INFORMATION PROVIDED
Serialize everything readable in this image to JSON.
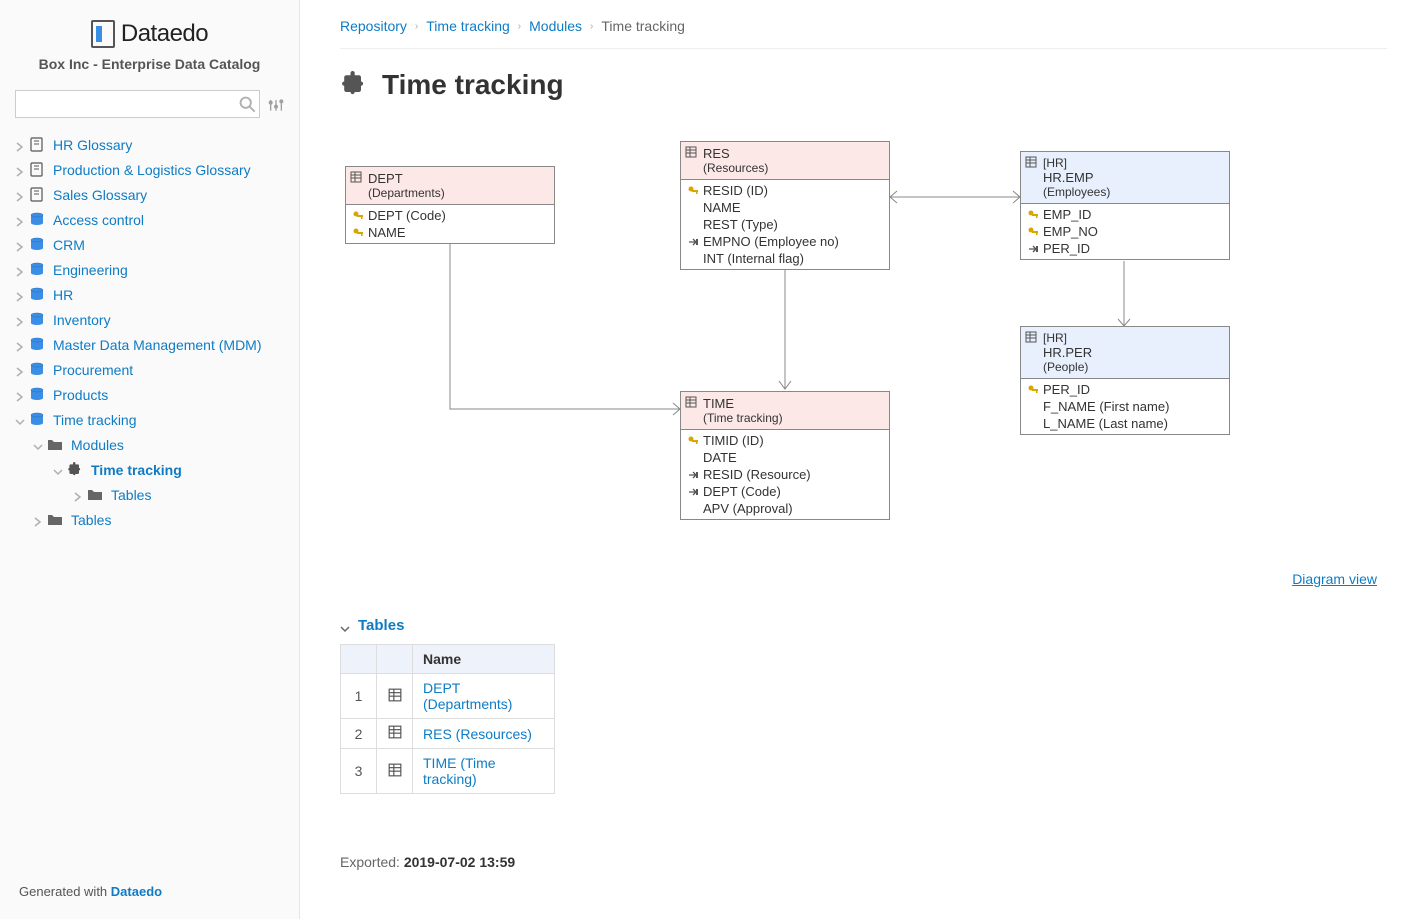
{
  "brand": {
    "name": "Dataedo",
    "subtitle": "Box Inc - Enterprise Data Catalog"
  },
  "search": {
    "placeholder": ""
  },
  "sidebar": {
    "items": [
      {
        "label": "HR Glossary",
        "icon": "book"
      },
      {
        "label": "Production & Logistics Glossary",
        "icon": "book"
      },
      {
        "label": "Sales Glossary",
        "icon": "book"
      },
      {
        "label": "Access control",
        "icon": "db"
      },
      {
        "label": "CRM",
        "icon": "db"
      },
      {
        "label": "Engineering",
        "icon": "db"
      },
      {
        "label": "HR",
        "icon": "db"
      },
      {
        "label": "Inventory",
        "icon": "db"
      },
      {
        "label": "Master Data Management (MDM)",
        "icon": "db"
      },
      {
        "label": "Procurement",
        "icon": "db"
      },
      {
        "label": "Products",
        "icon": "db"
      },
      {
        "label": "Time tracking",
        "icon": "db",
        "expanded": true
      }
    ],
    "timeTracking": {
      "modules": {
        "label": "Modules"
      },
      "timeTrackingModule": {
        "label": "Time tracking"
      },
      "tablesLeaf": {
        "label": "Tables"
      },
      "tablesNode": {
        "label": "Tables"
      }
    }
  },
  "footer": {
    "prefix": "Generated with ",
    "brand": "Dataedo"
  },
  "breadcrumb": {
    "items": [
      "Repository",
      "Time tracking",
      "Modules"
    ],
    "current": "Time tracking"
  },
  "page": {
    "title": "Time tracking",
    "diagramLink": "Diagram view"
  },
  "entities": {
    "dept": {
      "name": "DEPT",
      "subtitle": "(Departments)",
      "cols": [
        {
          "icon": "key",
          "label": "DEPT (Code)"
        },
        {
          "icon": "key",
          "label": "NAME"
        }
      ]
    },
    "res": {
      "name": "RES",
      "subtitle": "(Resources)",
      "cols": [
        {
          "icon": "key",
          "label": "RESID (ID)"
        },
        {
          "icon": "",
          "label": "NAME"
        },
        {
          "icon": "",
          "label": "REST (Type)"
        },
        {
          "icon": "fk",
          "label": "EMPNO (Employee no)"
        },
        {
          "icon": "",
          "label": "INT (Internal flag)"
        }
      ]
    },
    "hremp": {
      "schema": "[HR]",
      "name": "HR.EMP",
      "subtitle": "(Employees)",
      "cols": [
        {
          "icon": "key",
          "label": "EMP_ID"
        },
        {
          "icon": "key",
          "label": "EMP_NO"
        },
        {
          "icon": "fk",
          "label": "PER_ID"
        }
      ]
    },
    "hrper": {
      "schema": "[HR]",
      "name": "HR.PER",
      "subtitle": "(People)",
      "cols": [
        {
          "icon": "key",
          "label": "PER_ID"
        },
        {
          "icon": "",
          "label": "F_NAME (First name)"
        },
        {
          "icon": "",
          "label": "L_NAME (Last name)"
        }
      ]
    },
    "time": {
      "name": "TIME",
      "subtitle": "(Time tracking)",
      "cols": [
        {
          "icon": "key",
          "label": "TIMID (ID)"
        },
        {
          "icon": "",
          "label": "DATE"
        },
        {
          "icon": "fk",
          "label": "RESID (Resource)"
        },
        {
          "icon": "fk",
          "label": "DEPT (Code)"
        },
        {
          "icon": "",
          "label": "APV (Approval)"
        }
      ]
    }
  },
  "tablesSection": {
    "title": "Tables",
    "header": "Name",
    "rows": [
      {
        "idx": "1",
        "label": "DEPT (Departments)"
      },
      {
        "idx": "2",
        "label": "RES (Resources)"
      },
      {
        "idx": "3",
        "label": "TIME (Time tracking)"
      }
    ]
  },
  "export": {
    "prefix": "Exported: ",
    "timestamp": "2019-07-02 13:59"
  }
}
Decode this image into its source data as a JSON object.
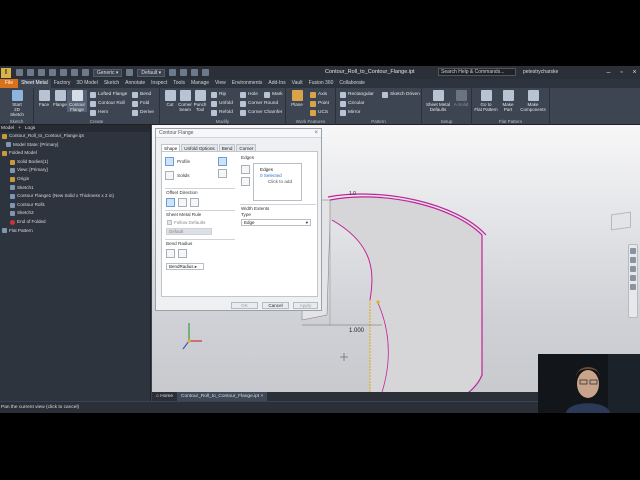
{
  "titlebar": {
    "qat_profile": "Generic",
    "qat_appearance": "Default",
    "doc_title": "Contour_Roll_to_Contour_Flange.ipt",
    "search_placeholder": "Search Help & Commands...",
    "user": "petestrycharske"
  },
  "tabs": [
    "File",
    "Sheet Metal",
    "Factory",
    "3D Model",
    "Sketch",
    "Annotate",
    "Inspect",
    "Tools",
    "Manage",
    "View",
    "Environments",
    "Add-Ins",
    "Vault",
    "Fusion 360",
    "Collaborate"
  ],
  "active_tab": "Sheet Metal",
  "ribbon": {
    "sketch": {
      "label": "Sketch",
      "start": "Start\n2D Sketch"
    },
    "create": {
      "label": "Create",
      "face": "Face",
      "flange": "Flange",
      "contour_flange": "Contour\nFlange",
      "lofted_flange": "Lofted Flange",
      "contour_roll": "Contour Roll",
      "hem": "Hem",
      "bend": "Bend",
      "fold": "Fold",
      "derive": "Derive"
    },
    "modify": {
      "label": "Modify",
      "cut": "Cut",
      "corner_seam": "Corner\nSeam",
      "punch_tool": "Punch\nTool",
      "rip": "Rip",
      "unfold": "Unfold",
      "refold": "Refold",
      "hole": "Hole",
      "corner_round": "Corner Round",
      "corner_chamfer": "Corner Chamfer",
      "mark": "Mark"
    },
    "work": {
      "label": "Work Features",
      "plane": "Plane",
      "axis": "Axis",
      "point": "Point",
      "ucs": "UCS"
    },
    "pattern": {
      "label": "Pattern",
      "rectangular": "Rectangular",
      "circular": "Circular",
      "mirror": "Mirror",
      "sketch_driven": "Sketch Driven"
    },
    "setup": {
      "label": "Setup",
      "defaults": "Sheet Metal\nDefaults",
      "asolid": "A-Solid"
    },
    "flat": {
      "label": "Flat Pattern",
      "goto": "Go to\nFlat Pattern",
      "make_part": "Make\nPart",
      "make_components": "Make\nComponents"
    }
  },
  "browser": {
    "header_model": "Model",
    "header_plus": "+",
    "header_search": "Logs",
    "items": [
      {
        "label": "Contour_Roll_to_Contour_Flange.ipt",
        "color": "#c89a3c"
      },
      {
        "label": "Model State: [Primary]",
        "color": "#7e95b3"
      },
      {
        "label": "Folded Model",
        "color": "#c89a3c"
      },
      {
        "label": "Solid Bodies(1)",
        "color": "#c89a3c"
      },
      {
        "label": "View: [Primary]",
        "color": "#7e95b3"
      },
      {
        "label": "Origin",
        "color": "#c89a3c"
      },
      {
        "label": "Sketch1",
        "color": "#7e95b3"
      },
      {
        "label": "Contour Flange1 (New Solid x Thickness x 2 in)",
        "color": "#7e95b3"
      },
      {
        "label": "Contour Roll1",
        "color": "#7e95b3"
      },
      {
        "label": "Sketch3",
        "color": "#7e95b3"
      },
      {
        "label": "End of Folded",
        "color": "#cc3333"
      },
      {
        "label": "Flat Pattern",
        "color": "#7e95b3"
      }
    ]
  },
  "dialog": {
    "title": "Contour Flange",
    "tabs": [
      "Shape",
      "Unfold Options",
      "Bend",
      "Corner"
    ],
    "profile_label": "Profile",
    "solids_label": "Solids",
    "edges_label": "Edges",
    "edges_list_header": "Edges",
    "edges_selected": "0 Selected",
    "edges_click": "Click to add",
    "offset_direction": "Offset Direction",
    "sheet_metal_rule": "Sheet Metal Rule",
    "follow_defaults": "Follow Defaults",
    "rule_value": "Default",
    "bend_radius": "Bend Radius",
    "bend_radius_value": "BendRadius",
    "width_extents": "Width Extents",
    "type_label": "Type",
    "type_value": "Edge",
    "ok": "OK",
    "cancel": "Cancel",
    "apply": "Apply"
  },
  "viewport": {
    "dimension": "1.000",
    "dimension_top": "1.0"
  },
  "doc_tabs": {
    "home": "Home",
    "file": "Contour_Roll_to_Contour_Flange.ipt"
  },
  "status": "Pan the current view (click to cancel)",
  "colors": {
    "accent": "#d9701c",
    "highlight": "#c0249a",
    "selection": "#e3b02a"
  }
}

EXERCISE OBJECTIVE
Extract every line of the records above that contains the word "Make".

COMPLETE RESPONSE
      "make_part": "Make\nPart",
      "make_components": "Make\nComponents"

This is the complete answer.